SUPPLIED PASSAGE:
*Here’s To You Mr. and Mrs. Working Writers of the World*
~nominated to the “Real Writers of Genius” hall of fame by your ‘bud’ Jenny
Have you ever heard someone sing so well it gave you chills? Have you ever looked at a painting and been amazed at the richness of color, the depth and vibrancy of each brush stroke? I have heard how the vocalist caressed every note, owned it, held it, made it live inside of me. I’ve seen the sensual shapes and the merging of vision and color beneath the tender touch of an artist transforming a moment into awe.
As I reflect on my week, how feeling poorly and the stress of my husband’s layoff in this tough economy effected my ability to work, I’m humbled by a new insight. While I’ve always felt exceptionally blessed and grateful for having a life that allows me to write for a living, I have never truly connected with the words of friends, peers and coworkers. When they shared the pain and frustration of attempting to tap into their creativity after a stressful day at work, I thought I understood. I may never be able to understand fully, but I have a deeper appreciation for these writers than ever before.

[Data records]
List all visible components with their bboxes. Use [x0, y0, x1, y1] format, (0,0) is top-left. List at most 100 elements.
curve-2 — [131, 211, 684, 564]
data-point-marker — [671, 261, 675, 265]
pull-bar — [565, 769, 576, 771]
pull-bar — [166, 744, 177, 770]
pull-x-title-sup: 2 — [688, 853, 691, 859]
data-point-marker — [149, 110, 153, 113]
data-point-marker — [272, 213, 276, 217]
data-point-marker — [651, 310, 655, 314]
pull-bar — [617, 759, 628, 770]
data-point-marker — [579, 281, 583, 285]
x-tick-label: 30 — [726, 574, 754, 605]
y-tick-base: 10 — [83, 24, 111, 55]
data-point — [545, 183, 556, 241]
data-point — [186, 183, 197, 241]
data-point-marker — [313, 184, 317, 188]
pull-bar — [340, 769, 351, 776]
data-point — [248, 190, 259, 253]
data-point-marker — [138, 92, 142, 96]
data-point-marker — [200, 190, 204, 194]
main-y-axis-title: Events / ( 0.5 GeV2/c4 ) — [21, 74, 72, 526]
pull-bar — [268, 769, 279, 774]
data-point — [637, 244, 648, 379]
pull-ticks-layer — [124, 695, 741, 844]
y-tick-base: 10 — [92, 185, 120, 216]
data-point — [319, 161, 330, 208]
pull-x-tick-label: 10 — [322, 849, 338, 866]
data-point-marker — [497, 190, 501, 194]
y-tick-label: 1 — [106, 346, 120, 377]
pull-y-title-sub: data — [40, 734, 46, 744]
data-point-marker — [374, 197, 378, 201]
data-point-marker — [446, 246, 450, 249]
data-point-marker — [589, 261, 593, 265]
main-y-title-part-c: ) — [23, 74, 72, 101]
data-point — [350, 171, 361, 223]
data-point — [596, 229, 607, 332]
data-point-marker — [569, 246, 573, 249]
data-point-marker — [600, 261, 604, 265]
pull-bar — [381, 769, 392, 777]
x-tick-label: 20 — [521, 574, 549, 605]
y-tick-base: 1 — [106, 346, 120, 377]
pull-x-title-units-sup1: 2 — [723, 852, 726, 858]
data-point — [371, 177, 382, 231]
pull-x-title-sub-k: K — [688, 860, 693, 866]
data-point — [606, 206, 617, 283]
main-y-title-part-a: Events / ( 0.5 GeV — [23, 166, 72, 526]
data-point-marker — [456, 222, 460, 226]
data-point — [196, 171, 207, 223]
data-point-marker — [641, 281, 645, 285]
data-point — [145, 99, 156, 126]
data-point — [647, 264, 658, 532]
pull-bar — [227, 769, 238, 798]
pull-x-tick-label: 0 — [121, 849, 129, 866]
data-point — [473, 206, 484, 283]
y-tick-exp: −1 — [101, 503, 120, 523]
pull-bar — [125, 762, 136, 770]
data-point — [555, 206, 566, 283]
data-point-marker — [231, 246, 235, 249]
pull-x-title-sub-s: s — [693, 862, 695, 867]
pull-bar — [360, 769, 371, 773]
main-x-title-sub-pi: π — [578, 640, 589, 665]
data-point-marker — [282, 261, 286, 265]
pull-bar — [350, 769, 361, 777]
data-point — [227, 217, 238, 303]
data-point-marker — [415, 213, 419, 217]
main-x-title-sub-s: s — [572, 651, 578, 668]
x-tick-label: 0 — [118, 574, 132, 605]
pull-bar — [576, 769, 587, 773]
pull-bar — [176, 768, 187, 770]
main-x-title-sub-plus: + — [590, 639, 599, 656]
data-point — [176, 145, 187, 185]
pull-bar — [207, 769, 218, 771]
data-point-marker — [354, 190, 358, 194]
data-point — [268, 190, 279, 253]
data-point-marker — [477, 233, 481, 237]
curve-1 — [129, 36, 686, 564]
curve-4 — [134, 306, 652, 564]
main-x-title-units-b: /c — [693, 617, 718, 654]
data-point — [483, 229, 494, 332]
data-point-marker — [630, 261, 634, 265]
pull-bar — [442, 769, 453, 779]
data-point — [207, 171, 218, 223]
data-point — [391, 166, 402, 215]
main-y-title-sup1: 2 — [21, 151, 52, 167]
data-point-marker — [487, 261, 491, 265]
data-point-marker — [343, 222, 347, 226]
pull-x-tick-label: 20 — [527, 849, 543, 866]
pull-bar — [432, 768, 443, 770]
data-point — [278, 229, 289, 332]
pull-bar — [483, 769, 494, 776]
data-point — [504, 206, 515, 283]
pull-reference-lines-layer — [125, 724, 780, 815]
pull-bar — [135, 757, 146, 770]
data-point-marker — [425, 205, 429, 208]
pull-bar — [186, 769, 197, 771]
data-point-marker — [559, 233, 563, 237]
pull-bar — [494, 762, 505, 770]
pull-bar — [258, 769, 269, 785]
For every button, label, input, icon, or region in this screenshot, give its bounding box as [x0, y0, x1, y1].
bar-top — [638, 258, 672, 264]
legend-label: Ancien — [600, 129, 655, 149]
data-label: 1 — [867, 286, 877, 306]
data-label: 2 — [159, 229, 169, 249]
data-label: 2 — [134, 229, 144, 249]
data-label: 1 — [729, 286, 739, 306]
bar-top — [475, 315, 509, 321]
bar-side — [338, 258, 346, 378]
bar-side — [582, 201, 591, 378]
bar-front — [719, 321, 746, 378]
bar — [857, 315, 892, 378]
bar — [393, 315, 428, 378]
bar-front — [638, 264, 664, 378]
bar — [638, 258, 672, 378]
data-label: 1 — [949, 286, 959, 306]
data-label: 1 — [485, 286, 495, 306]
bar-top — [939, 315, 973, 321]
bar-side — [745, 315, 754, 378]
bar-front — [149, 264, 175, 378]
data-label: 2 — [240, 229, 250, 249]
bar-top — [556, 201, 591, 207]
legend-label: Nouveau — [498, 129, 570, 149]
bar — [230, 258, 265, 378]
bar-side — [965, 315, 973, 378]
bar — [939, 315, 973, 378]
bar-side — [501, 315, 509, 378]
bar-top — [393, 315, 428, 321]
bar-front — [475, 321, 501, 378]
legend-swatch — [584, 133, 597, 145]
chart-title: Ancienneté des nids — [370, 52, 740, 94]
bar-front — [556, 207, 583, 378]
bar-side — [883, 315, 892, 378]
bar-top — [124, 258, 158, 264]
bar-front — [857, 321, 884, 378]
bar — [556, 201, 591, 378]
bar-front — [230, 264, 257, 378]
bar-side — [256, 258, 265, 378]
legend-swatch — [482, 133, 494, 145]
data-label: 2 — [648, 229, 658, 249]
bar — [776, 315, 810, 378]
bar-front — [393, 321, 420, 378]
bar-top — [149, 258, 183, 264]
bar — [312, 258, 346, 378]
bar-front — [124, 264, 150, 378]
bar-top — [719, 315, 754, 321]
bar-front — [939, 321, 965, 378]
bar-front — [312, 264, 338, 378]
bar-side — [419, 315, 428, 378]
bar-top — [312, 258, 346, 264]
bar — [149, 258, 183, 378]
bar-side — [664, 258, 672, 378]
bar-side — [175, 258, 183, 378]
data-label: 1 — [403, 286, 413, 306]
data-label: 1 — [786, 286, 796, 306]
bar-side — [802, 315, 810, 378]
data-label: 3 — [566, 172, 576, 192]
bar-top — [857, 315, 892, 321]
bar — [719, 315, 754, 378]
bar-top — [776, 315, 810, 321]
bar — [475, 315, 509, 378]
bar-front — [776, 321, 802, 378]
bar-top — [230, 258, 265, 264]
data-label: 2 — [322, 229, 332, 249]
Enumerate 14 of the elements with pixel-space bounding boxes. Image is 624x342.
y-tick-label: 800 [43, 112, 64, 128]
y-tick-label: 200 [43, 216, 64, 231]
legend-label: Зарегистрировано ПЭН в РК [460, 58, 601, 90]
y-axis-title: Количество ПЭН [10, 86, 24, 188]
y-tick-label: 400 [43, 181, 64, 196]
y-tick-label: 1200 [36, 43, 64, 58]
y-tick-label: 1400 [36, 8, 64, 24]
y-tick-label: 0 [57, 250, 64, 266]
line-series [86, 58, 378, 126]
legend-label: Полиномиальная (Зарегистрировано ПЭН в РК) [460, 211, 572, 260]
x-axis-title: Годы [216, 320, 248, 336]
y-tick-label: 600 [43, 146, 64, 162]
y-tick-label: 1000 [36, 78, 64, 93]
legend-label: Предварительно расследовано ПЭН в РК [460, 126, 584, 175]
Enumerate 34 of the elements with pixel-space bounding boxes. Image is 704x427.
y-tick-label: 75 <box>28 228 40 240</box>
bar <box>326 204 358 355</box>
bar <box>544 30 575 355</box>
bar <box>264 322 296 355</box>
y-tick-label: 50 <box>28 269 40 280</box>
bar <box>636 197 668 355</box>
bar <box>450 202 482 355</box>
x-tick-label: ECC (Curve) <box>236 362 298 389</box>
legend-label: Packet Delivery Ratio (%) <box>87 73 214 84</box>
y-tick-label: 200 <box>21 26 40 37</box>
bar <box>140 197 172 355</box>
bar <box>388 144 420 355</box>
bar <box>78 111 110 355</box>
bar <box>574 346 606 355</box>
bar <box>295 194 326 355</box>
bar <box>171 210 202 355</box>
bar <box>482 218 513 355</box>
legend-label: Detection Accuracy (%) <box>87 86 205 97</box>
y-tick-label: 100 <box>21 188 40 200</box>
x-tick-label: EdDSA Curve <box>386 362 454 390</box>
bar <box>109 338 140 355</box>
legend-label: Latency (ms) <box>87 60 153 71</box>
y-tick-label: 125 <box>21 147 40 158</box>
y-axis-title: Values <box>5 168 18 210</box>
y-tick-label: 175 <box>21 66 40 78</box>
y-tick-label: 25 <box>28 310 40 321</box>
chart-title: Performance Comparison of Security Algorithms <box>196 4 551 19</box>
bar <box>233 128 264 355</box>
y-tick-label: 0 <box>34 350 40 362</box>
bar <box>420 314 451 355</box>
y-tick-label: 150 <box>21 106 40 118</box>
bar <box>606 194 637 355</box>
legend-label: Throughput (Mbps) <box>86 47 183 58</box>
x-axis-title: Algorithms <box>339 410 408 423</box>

EXERCISE 1: In the essay on working writers, what happened to the author's husband?
EXERCISE 2: Transcribe the essay on working writers, starting with "As I reflect" and going on through "than ever before.".

ANSWER SECTION 1: He was laid off in a tough economy.

ANSWER SECTION 2:
As I reflect on my week, how feeling poorly and the stress of my husband’s layoff in this tough economy effected my ability to work, I’m humbled by a new insight. While I’ve always felt exceptionally blessed and grateful for having a life that allows me to write for a living, I have never truly connected with the words of friends, peers and coworkers. When they shared the pain and frustration of attempting to tap into their creativity after a stressful day at work, I thought I understood. I may never be able to understand fully, but I have a deeper appreciation for these writers than ever before.